• [Objective]: Copy each line in which the string "Labore" occurs.

• [Data entries]:
# # # # #

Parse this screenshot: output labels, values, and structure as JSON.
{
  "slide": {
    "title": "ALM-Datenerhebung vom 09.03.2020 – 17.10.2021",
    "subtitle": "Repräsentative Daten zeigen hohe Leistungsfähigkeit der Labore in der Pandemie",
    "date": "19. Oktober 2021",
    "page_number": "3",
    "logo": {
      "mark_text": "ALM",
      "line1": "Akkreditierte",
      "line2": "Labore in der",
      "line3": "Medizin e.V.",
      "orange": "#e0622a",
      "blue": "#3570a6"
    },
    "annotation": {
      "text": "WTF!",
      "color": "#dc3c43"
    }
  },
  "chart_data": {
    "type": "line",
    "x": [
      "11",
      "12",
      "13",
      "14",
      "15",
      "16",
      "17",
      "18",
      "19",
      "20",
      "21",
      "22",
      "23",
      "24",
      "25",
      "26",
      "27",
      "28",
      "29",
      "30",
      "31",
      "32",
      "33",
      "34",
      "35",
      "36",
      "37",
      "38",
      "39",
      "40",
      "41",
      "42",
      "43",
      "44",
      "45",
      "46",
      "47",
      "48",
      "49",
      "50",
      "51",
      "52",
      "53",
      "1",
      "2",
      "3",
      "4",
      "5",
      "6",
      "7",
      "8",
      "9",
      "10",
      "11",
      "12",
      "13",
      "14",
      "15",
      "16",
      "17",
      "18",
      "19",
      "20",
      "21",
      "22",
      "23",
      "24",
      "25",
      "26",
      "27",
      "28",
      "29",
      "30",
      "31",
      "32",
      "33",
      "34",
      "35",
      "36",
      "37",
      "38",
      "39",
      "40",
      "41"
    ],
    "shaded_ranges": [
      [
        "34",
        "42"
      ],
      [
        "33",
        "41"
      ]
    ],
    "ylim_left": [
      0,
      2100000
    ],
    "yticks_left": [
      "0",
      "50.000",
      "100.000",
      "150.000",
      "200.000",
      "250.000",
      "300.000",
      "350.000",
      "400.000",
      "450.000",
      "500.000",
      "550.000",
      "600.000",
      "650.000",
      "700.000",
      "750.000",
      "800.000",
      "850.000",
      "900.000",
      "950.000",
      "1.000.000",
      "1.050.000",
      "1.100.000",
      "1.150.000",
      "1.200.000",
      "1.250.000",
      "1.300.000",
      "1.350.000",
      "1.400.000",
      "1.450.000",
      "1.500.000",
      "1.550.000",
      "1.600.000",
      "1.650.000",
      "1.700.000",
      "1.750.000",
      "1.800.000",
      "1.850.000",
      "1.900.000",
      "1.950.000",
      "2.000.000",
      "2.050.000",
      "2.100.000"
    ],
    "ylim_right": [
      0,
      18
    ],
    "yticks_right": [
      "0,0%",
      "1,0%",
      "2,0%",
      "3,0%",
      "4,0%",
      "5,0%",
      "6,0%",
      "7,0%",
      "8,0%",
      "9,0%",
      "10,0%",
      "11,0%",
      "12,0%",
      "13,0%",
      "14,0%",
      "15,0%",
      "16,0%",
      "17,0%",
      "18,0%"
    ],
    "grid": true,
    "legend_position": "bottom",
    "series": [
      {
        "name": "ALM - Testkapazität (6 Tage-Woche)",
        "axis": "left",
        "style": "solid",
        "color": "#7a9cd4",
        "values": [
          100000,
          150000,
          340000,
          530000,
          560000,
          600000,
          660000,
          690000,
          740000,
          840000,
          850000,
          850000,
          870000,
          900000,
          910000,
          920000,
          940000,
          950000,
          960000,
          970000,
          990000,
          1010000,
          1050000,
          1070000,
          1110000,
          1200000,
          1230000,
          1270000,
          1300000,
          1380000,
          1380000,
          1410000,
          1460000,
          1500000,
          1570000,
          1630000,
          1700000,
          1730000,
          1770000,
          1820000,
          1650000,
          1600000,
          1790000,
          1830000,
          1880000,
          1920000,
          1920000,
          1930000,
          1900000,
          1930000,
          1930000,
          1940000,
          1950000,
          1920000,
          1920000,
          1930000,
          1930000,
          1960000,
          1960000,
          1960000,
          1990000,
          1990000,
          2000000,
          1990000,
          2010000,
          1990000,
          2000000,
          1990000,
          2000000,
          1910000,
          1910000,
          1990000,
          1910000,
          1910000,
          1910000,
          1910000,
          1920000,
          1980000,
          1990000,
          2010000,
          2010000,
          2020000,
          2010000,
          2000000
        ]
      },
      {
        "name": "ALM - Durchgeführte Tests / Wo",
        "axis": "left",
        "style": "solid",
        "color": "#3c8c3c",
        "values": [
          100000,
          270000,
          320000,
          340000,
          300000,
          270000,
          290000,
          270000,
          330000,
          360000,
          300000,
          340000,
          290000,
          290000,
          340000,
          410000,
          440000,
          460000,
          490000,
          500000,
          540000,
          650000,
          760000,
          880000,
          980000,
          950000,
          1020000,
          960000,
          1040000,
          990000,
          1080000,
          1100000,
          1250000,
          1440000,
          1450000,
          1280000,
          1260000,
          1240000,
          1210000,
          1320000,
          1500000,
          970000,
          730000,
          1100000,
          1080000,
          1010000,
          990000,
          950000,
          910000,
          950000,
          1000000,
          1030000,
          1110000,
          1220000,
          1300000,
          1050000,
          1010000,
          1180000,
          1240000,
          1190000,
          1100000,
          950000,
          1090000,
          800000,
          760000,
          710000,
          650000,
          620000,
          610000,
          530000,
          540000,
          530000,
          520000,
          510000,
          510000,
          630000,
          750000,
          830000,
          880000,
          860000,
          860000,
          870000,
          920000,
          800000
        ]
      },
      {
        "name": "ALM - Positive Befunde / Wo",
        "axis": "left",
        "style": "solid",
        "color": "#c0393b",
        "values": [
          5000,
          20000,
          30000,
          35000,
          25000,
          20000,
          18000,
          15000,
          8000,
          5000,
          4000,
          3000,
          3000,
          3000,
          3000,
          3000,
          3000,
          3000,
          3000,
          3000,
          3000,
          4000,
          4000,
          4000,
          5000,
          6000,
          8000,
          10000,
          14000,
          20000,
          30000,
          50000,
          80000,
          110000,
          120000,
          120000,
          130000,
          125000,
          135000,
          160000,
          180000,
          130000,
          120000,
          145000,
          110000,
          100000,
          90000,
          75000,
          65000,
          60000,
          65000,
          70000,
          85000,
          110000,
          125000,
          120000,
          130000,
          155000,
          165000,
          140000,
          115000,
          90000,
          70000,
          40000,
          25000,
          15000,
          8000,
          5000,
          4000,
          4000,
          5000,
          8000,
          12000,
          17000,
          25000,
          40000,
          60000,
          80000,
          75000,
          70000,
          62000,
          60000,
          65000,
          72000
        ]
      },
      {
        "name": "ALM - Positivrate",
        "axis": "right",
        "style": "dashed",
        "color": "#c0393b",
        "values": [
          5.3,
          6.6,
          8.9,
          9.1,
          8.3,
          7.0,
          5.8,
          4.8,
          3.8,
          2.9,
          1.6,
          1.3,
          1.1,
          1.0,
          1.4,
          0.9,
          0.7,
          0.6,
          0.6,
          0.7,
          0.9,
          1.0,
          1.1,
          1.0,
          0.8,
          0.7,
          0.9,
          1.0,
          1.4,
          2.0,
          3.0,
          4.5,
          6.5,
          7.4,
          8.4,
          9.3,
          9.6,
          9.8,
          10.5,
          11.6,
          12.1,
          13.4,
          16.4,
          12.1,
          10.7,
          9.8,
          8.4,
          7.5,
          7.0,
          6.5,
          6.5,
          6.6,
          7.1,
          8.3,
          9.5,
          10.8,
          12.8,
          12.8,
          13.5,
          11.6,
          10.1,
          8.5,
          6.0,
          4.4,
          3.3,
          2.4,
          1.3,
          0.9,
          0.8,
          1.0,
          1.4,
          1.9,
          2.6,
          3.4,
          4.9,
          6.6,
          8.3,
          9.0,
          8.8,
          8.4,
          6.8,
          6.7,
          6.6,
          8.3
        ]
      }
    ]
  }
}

# # # # #

• [Result below]:
    "subtitle": "Repräsentative Daten zeigen hohe Leistungsfähigkeit der Labore in der Pandemie",
      "line2": "Labore in der",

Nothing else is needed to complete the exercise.